**Document text**:
(begin)
On the prairies, where I’m from, it’s common for Cree and Ukrainian people to mix and become family. My mom is Ukrainian and my dad is Cree. I like to joke and say I’m Ukreenian.
As someone with multiple cultural identities, I’ve always been a little fuzzy on borders. How could it make sense for someone to draw a line on the earth, and announce that on one side of the line there’s one cultural group, and on the other side there’s another? Surely there’s overlap.
Before my mother’s apartment was destroyed in a fire in 2003, she showed me her father’s passport. It was written in another language, in the Cyrillic alphabet. “He was born in Poland, but he was Ukrainian,” she told me. “That was back when the borders were constantly shifting, depending on who had won the most recent war.”
Borders have always been a flexible concept.
An Anishinaabe Elder recently told me that he doesn’t like the term First Nations. “We aren’t Nations,” he said, “We’re cultures. And we didn’t have territories. We shared land. All of our territories overlapped.”
That made sense to me. If you look at a website like native-land.ca, which attempts to map out Indigenous territories around the world, you will find an overlapping sea of colours and of cascading circles that share boundaries with others. There was no neat and tidy line that was enforced the way today’s international borders are. In fact, it was in some ways the opposite. I’ve heard Indigenous oral histories of how different communities would share certain lands — where one community or group might use it in the winter, and another would use it in the summer.
Land use was flexible, and changed to respond to the needs of the people who lived there. But, it required a willingness to cooperate.
When I read about Ukrainian people now pouring into Poland, I think about how long these two distinct cultures have been neighbours, and I wonder how much culture they share in common. I think of how my grandfather was nationally Polish, but culturally Ukrainian.
(end)
Labeled region entries:
(begin)
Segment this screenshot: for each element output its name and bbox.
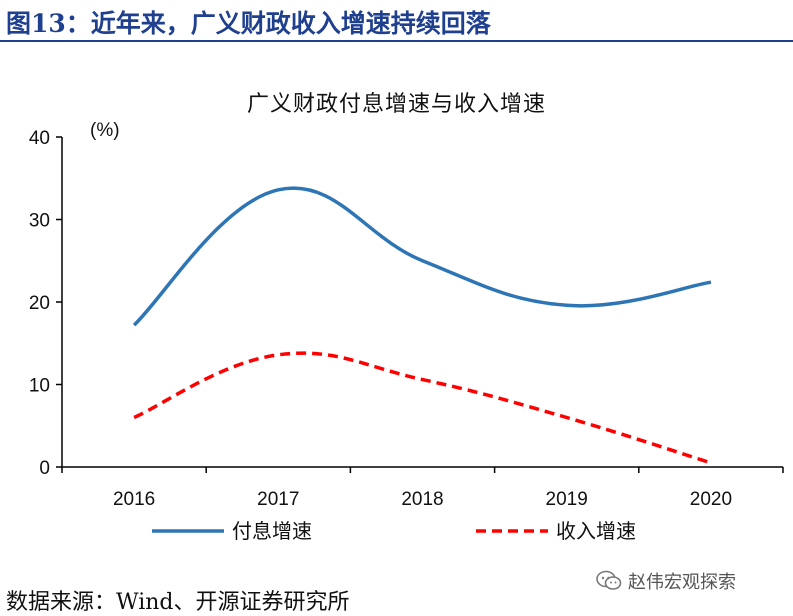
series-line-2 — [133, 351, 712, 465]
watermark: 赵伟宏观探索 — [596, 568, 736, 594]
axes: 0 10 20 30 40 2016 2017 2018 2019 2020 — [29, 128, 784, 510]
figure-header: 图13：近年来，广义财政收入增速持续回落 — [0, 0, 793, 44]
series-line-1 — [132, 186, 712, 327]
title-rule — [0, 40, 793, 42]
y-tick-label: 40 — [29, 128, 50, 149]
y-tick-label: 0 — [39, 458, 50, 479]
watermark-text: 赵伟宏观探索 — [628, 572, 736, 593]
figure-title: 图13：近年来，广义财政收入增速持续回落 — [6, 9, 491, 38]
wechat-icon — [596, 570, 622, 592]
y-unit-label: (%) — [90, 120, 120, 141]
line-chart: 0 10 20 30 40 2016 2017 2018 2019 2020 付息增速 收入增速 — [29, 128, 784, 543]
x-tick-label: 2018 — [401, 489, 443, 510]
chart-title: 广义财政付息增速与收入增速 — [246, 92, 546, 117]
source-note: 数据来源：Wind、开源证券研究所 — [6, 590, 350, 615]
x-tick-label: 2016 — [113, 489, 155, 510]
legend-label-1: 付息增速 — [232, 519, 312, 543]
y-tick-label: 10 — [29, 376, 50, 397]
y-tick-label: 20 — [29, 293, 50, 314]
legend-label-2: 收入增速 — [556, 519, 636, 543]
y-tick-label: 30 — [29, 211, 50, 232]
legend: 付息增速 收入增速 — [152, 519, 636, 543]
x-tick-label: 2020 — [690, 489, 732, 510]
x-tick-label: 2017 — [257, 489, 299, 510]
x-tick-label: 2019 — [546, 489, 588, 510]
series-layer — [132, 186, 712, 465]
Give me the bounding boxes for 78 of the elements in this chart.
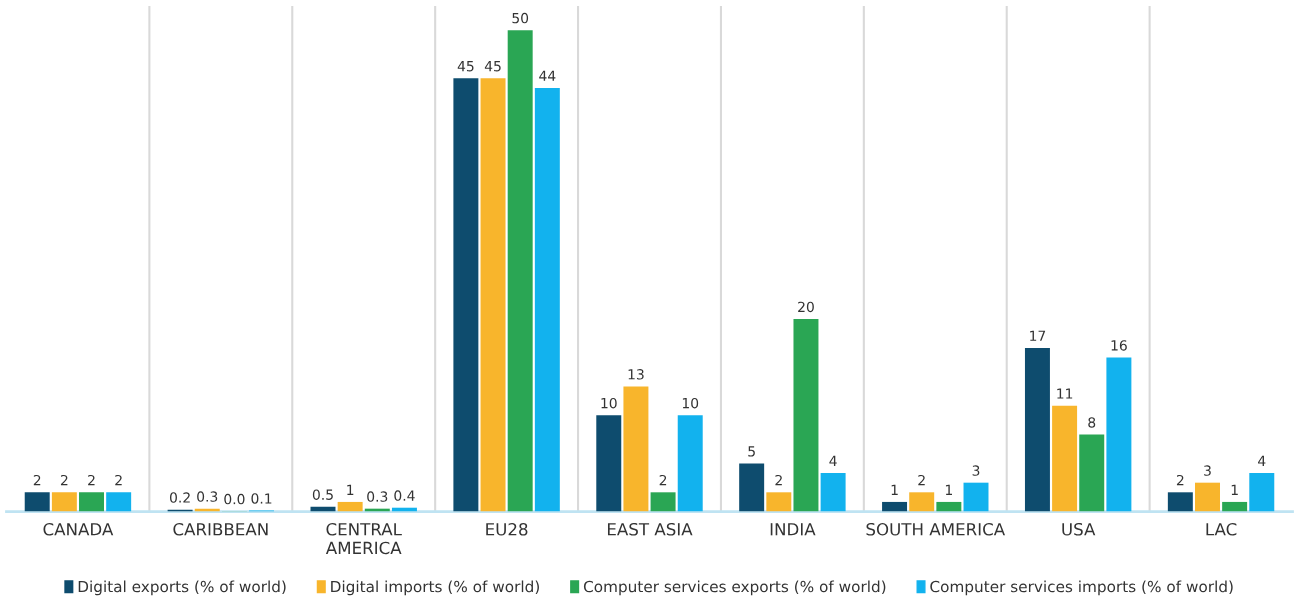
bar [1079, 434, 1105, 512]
(end)
**Exercise brief**:
Reproduce the passage of the essay on borders and shared land from "Borders have always" up to and including "in the summer.".

**Response to the task**:
Borders have always been a flexible concept.
An Anishinaabe Elder recently told me that he doesn’t like the term First Nations. “We aren’t Nations,” he said, “We’re cultures. And we didn’t have territories. We shared land. All of our territories overlapped.”
That made sense to me. If you look at a website like native-land.ca, which attempts to map out Indigenous territories around the world, you will find an overlapping sea of colours and of cascading circles that share boundaries with others. There was no neat and tidy line that was enforced the way today’s international borders are. In fact, it was in some ways the opposite. I’ve heard Indigenous oral histories of how different communities would share certain lands — where one community or group might use it in the winter, and another would use it in the summer.